What is expected:
Please pull out every line that includes the string "Stores".

Stored records:
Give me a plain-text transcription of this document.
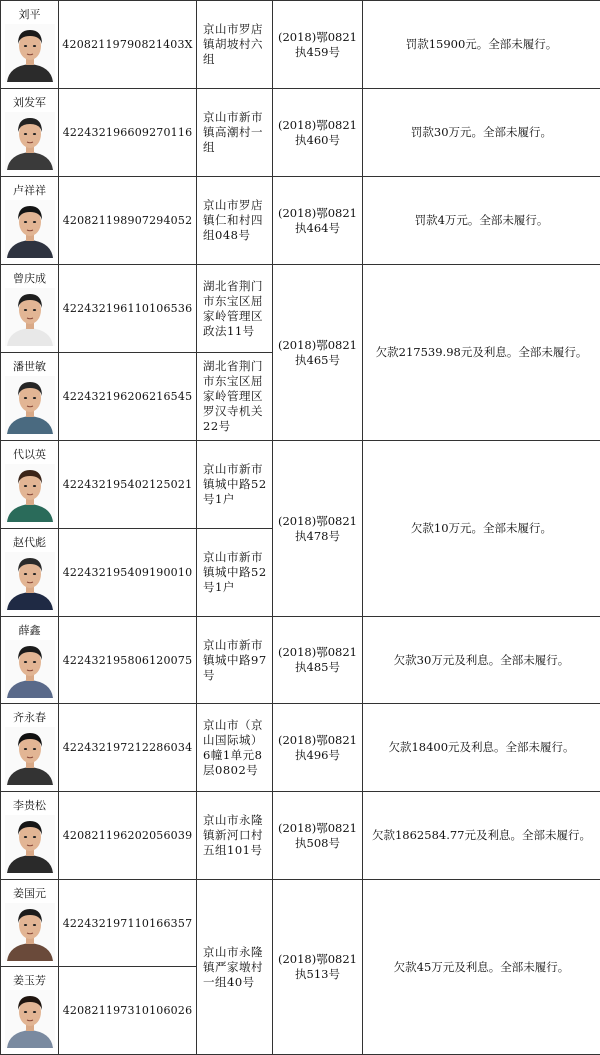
刘平	42082119790821403X	京山市罗店镇胡坡村六组	(2018)鄂0821执459号	罚款15900元。全部未履行。

刘发军	422432196609270116	京山市新市镇高潮村一组	(2018)鄂0821执460号	罚款30万元。全部未履行。

卢祥祥	420821198907294052	京山市罗店镇仁和村四组048号	(2018)鄂0821执464号	罚款4万元。全部未履行。

曾庆成	422432196110106536	湖北省荆门市东宝区屈家岭管理区政法11号	(2018)鄂0821执465号	欠款217539.98元及利息。全部未履行。

潘世敏	422432196206216545	湖北省荆门市东宝区屈家岭管理区罗汉寺机关22号		

代以英	422432195402125021	京山市新市镇城中路52号1户	(2018)鄂0821执478号	欠款10万元。全部未履行。

赵代彪	422432195409190010	京山市新市镇城中路52号1户		

薛鑫	422432195806120075	京山市新市镇城中路97号	(2018)鄂0821执485号	欠款30万元及利息。全部未履行。

齐永春	422432197212286034	京山市（京山国际城）6幢1单元8层0802号	(2018)鄂0821执496号	欠款18400元及利息。全部未履行。

李贵松	420821196202056039	京山市永隆镇新河口村五组101号	(2018)鄂0821执508号	欠款1862584.77元及利息。全部未履行。

姜国元	422432197110166357	京山市永隆镇严家墩村一组40号	(2018)鄂0821执513号	欠款45万元及利息。全部未履行。

姜玉芳	420821197310106026			
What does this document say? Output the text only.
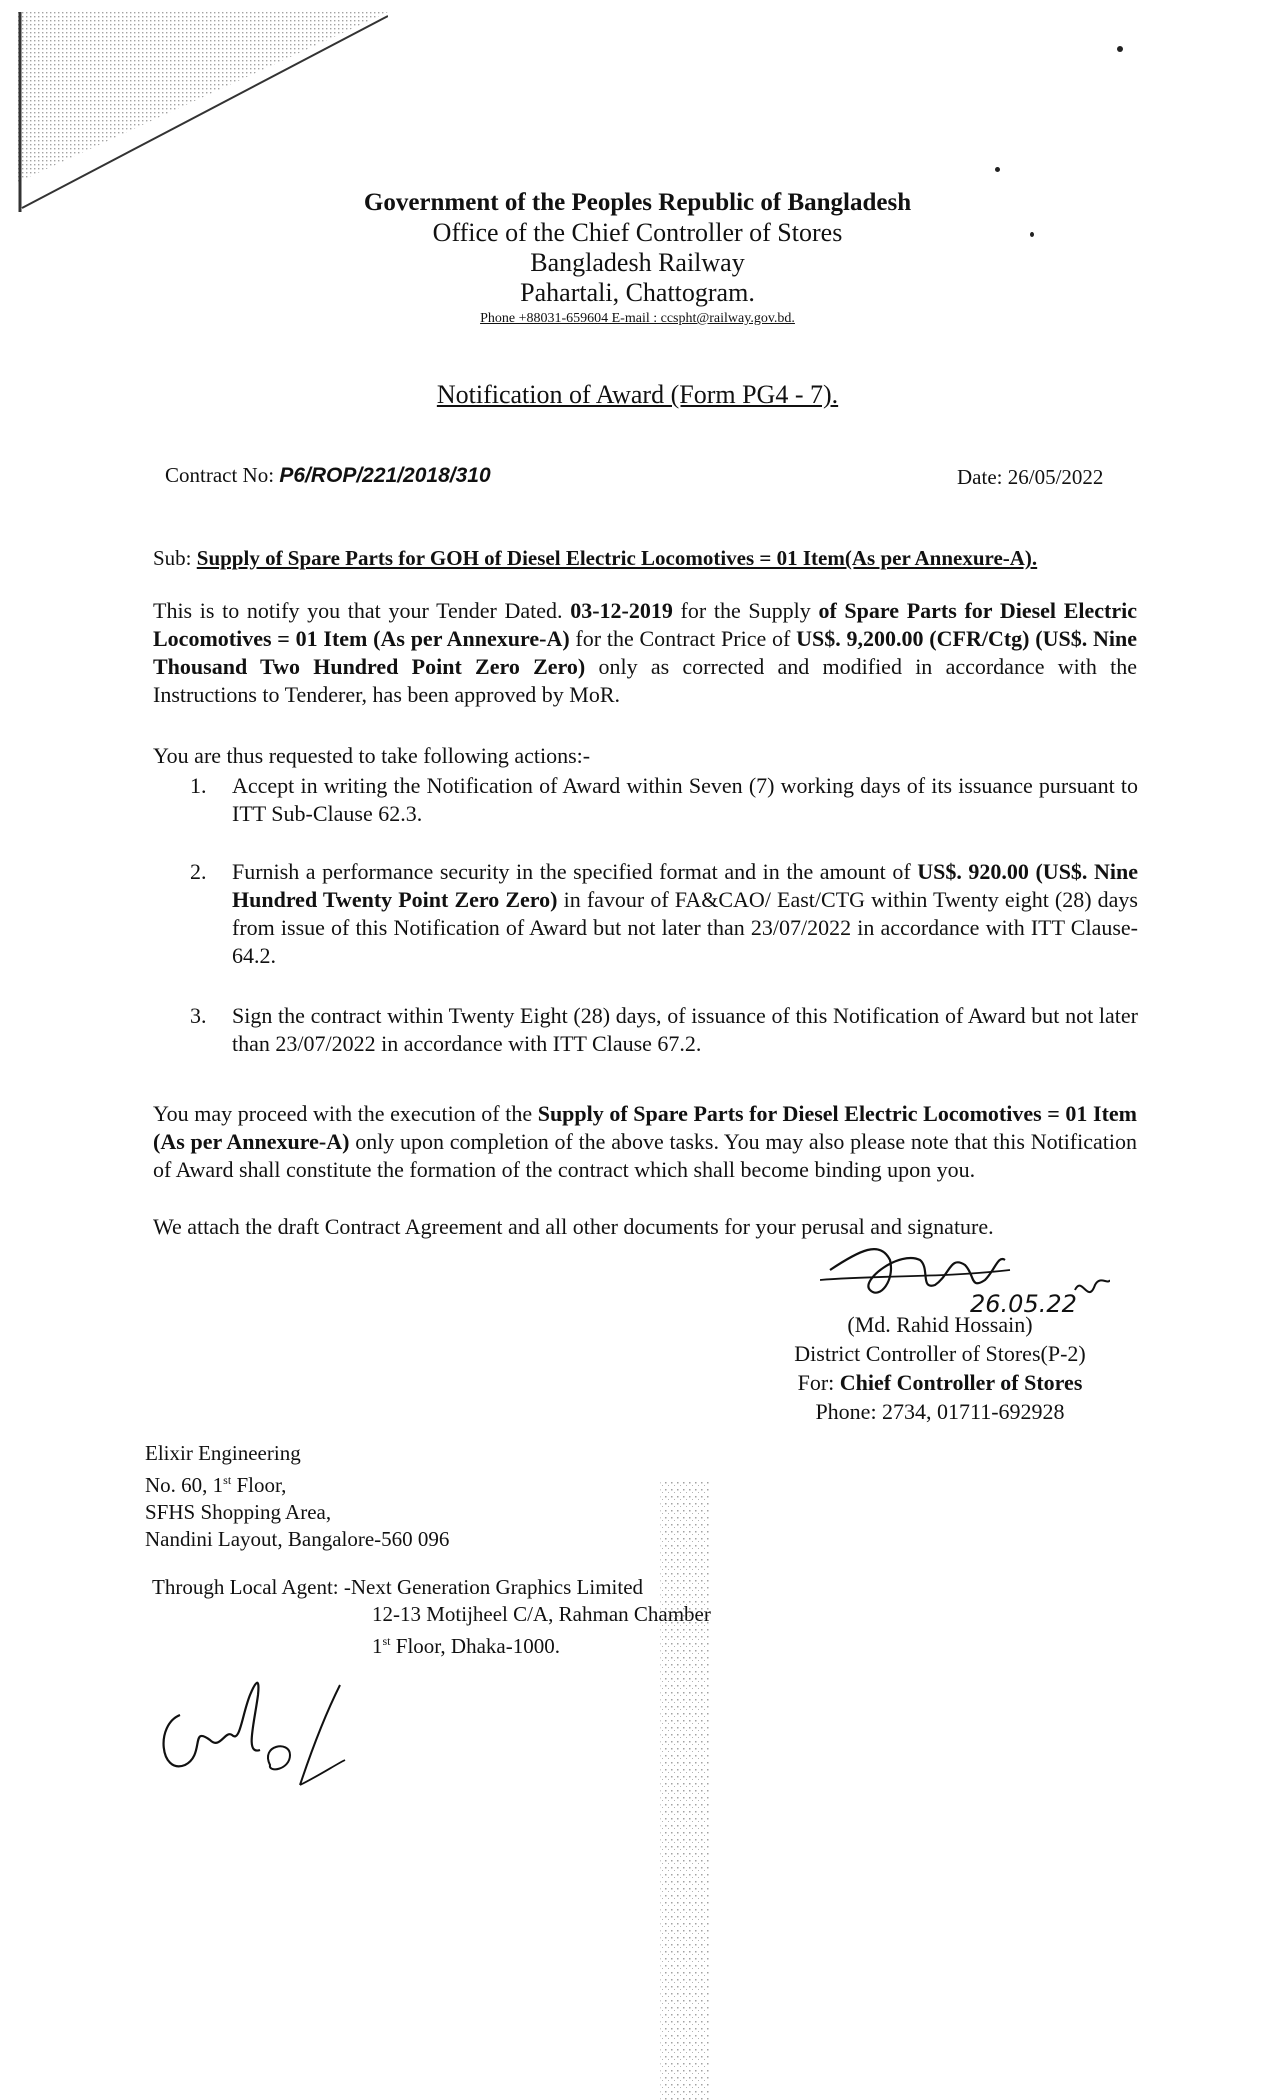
Government of the Peoples Republic of Bangladesh
Office of the Chief Controller of Stores
Bangladesh Railway
Pahartali, Chattogram.
Phone +88031-659604 E-mail : ccspht@railway.gov.bd.
Notification of Award (Form PG4 - 7).
Contract No: P6/ROP/221/2018/310	Date: 26/05/2022
Sub: Supply of Spare Parts for GOH of Diesel Electric Locomotives = 01 Item(As per Annexure-A).
This is to notify you that your Tender Dated. 03-12-2019 for the Supply of Spare Parts for Diesel Electric Locomotives = 01 Item (As per Annexure-A) for the Contract Price of US$. 9,200.00 (CFR/Ctg) (US$. Nine Thousand Two Hundred Point Zero Zero) only as corrected and modified in accordance with the Instructions to Tenderer, has been approved by MoR.
You are thus requested to take following actions:-
1.	Accept in writing the Notification of Award within Seven (7) working days of its issuance pursuant to ITT Sub-Clause 62.3.
2.	Furnish a performance security in the specified format and in the amount of US$. 920.00 (US$. Nine Hundred Twenty Point Zero Zero) in favour of FA&CAO/ East/CTG within Twenty eight (28) days from issue of this Notification of Award but not later than 23/07/2022 in accordance with ITT Clause-64.2.
3.	Sign the contract within Twenty Eight (28) days, of issuance of this Notification of Award but not later than 23/07/2022 in accordance with ITT Clause 67.2.
You may proceed with the execution of the Supply of Spare Parts for Diesel Electric Locomotives = 01 Item (As per Annexure-A) only upon completion of the above tasks. You may also please note that this Notification of Award shall constitute the formation of the contract which shall become binding upon you.
We attach the draft Contract Agreement and all other documents for your perusal and signature.
26.05.22
(Md. Rahid Hossain)
District Controller of Stores(P-2)
For: Chief Controller of Stores
Phone: 2734, 01711-692928
Elixir Engineering
No. 60, 1st Floor,
SFHS Shopping Area,
Nandini Layout, Bangalore-560 096
Through Local Agent: -Next Generation Graphics Limited
12-13 Motijheel C/A, Rahman Chamber
1st Floor, Dhaka-1000.
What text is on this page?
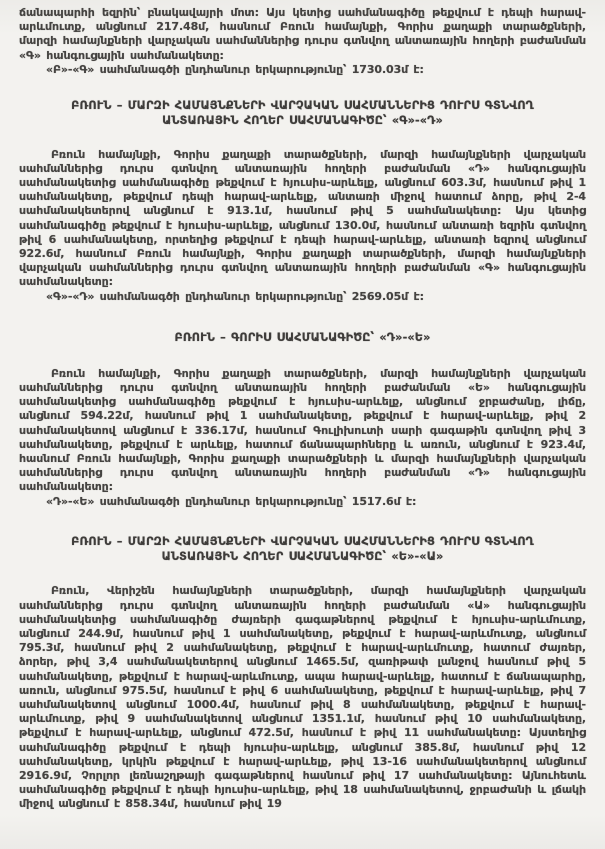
ճանապարհի եզրին՝ բնակավայրի մոտ: Այս կետից սահմանագիծը թեքվում է դեպի հարավ-արևմուտք, անցնում 217.48մ, հասնում Բռուն համայնքի, Գորիս քաղաքի տարածքների, մարզի համայնքների վարչական սահմաններից դուրս գտնվող անտառային հողերի բաժանման «Գ» հանգուցային սահմանակետը:

«Բ»-«Գ» սահմանագծի ընդհանուր երկարությունը՝ 1730.03մ է:

ԲՌՈՒՆ – ՄԱՐԶԻ ՀԱՄԱՅՆՔՆԵՐԻ ՎԱՐՉԱԿԱՆ ՍԱՀՄԱՆՆԵՐԻՑ ԴՈՒՐՍ ԳՏՆՎՈՂ ԱՆՏԱՌԱՅԻՆ ՀՈՂԵՐ ՍԱՀՄԱՆԱԳԻԾԸ՝ «Գ»-«Դ»

Բռուն համայնքի, Գորիս քաղաքի տարածքների, մարզի համայնքների վարչական սահմաններից դուրս գտնվող անտառային հողերի բաժանման «Դ» հանգուցային սահմանակետից սահմանագիծը թեքվում է հյուսիս-արևելք, անցնում 603.3մ, հասնում թիվ 1 սահմանակետը, թեքվում դեպի հարավ-արևելք, անտառի միջով հատում ձորը, թիվ 2-4 սահմանակետերով անցնում է 913.1մ, հասնում թիվ 5 սահմանակետը: Այս կետից սահմանագիծը թեքվում է հյուսիս-արևելք, անցնում 130.0մ, հասնում անտառի եզրին գտնվող թիվ 6 սահմանակետը, որտեղից թեքվում է դեպի հարավ-արևելք, անտառի եզրով անցնում 922.6մ, հասնում Բռուն համայնքի, Գորիս քաղաքի տարածքների, մարզի համայնքների վարչական սահմաններից դուրս գտնվող անտառային հողերի բաժանման «Գ» հանգուցային սահմանակետը:

«Գ»-«Դ» սահմանագծի ընդհանուր երկարությունը՝ 2569.05մ է:

ԲՌՈՒՆ – ԳՈՐԻՍ ՍԱՀՄԱՆԱԳԻԾԸ՝ «Դ»-«Ե»

Բռուն համայնքի, Գորիս քաղաքի տարածքների, մարզի համայնքների վարչական սահմաններից դուրս գտնվող անտառային հողերի բաժանման «Ե» հանգուցային սահմանակետից սահմանագիծը թեքվում է հյուսիս-արևելք, անցնում ջրբաժանը, լիճը, անցնում 594.22մ, հասնում թիվ 1 սահմանակետը, թեքվում է հարավ-արևելք, թիվ 2 սահմանակետով անցնում է 336.17մ, հասնում Գուլիխուտի սարի գագաթին գտնվող թիվ 3 սահմանակետը, թեքվում է արևելք, հատում ճանապարհները և առուն, անցնում է 923.4մ, հասնում Բռուն համայնքի, Գորիս քաղաքի տարածքների և մարզի համայնքների վարչական սահմաններից դուրս գտնվող անտառային հողերի բաժանման «Դ» հանգուցային սահմանակետը:

«Դ»-«Ե» սահմանագծի ընդհանուր երկարությունը՝ 1517.6մ է:

ԲՌՈՒՆ – ՄԱՐԶԻ ՀԱՄԱՅՆՔՆԵՐԻ ՎԱՐՉԱԿԱՆ ՍԱՀՄԱՆՆԵՐԻՑ ԴՈՒՐՍ ԳՏՆՎՈՂ ԱՆՏԱՌԱՅԻՆ ՀՈՂԵՐ ՍԱՀՄԱՆԱԳԻԾԸ՝ «Ե»-«Ա»

Բռուն, Վերիշեն համայնքների տարածքների, մարզի համայնքների վարչական սահմաններից դուրս գտնվող անտառային հողերի բաժանման «Ա» հանգուցային սահմանակետից սահմանագիծը ժայռերի գագաթներով թեքվում է հյուսիս-արևմուտք, անցնում 244.9մ, հասնում թիվ 1 սահմանակետը, թեքվում է հարավ-արևմուտք, անցնում 795.3մ, հասնում թիվ 2 սահմանակետը, թեքվում է հարավ-արևմուտք, հատում ժայռեր, ձորեր, թիվ 3,4 սահմանակետերով անցնում 1465.5մ, զառիթափ լանջով հասնում թիվ 5 սահմանակետը, թեքվում է հարավ-արևմուտք, ապա հարավ-արևելք, հատում է ճանապարհը, առուն, անցնում 975.5մ, հասնում է թիվ 6 սահմանակետը, թեքվում է հարավ-արևելք, թիվ 7 սահմանակետով անցնում 1000.4մ, հասնում թիվ 8 սահմանակետը, թեքվում է հարավ-արևմուտք, թիվ 9 սահմանակետով անցնում 1351.1մ, հասնում թիվ 10 սահմանակետը, թեքվում է հարավ-արևելք, անցնում 472.5մ, հասնում է թիվ 11 սահմանակետը: Այստեղից սահմանագիծը թեքվում է դեպի հյուսիս-արևելք, անցնում 385.8մ, հասնում թիվ 12 սահմանակետը, կրկին թեքվում է հարավ-արևելք, թիվ 13-16 սահմանակետերով անցնում 2916.9մ, Չորլոր լեռնաշղթայի գագաթներով հասնում թիվ 17 սահմանակետը: Այնուհետև սահմանագիծը թեքվում է դեպի հյուսիս-արևելք, թիվ 18 սահմանակետով, ջրբաժանի և լճակի միջով անցնում է 858.34մ, հասնում թիվ 19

Written reply:
Office of the Chief Controller of Stores
District Controller of Stores(P-2)
For: Chief Controller of Stores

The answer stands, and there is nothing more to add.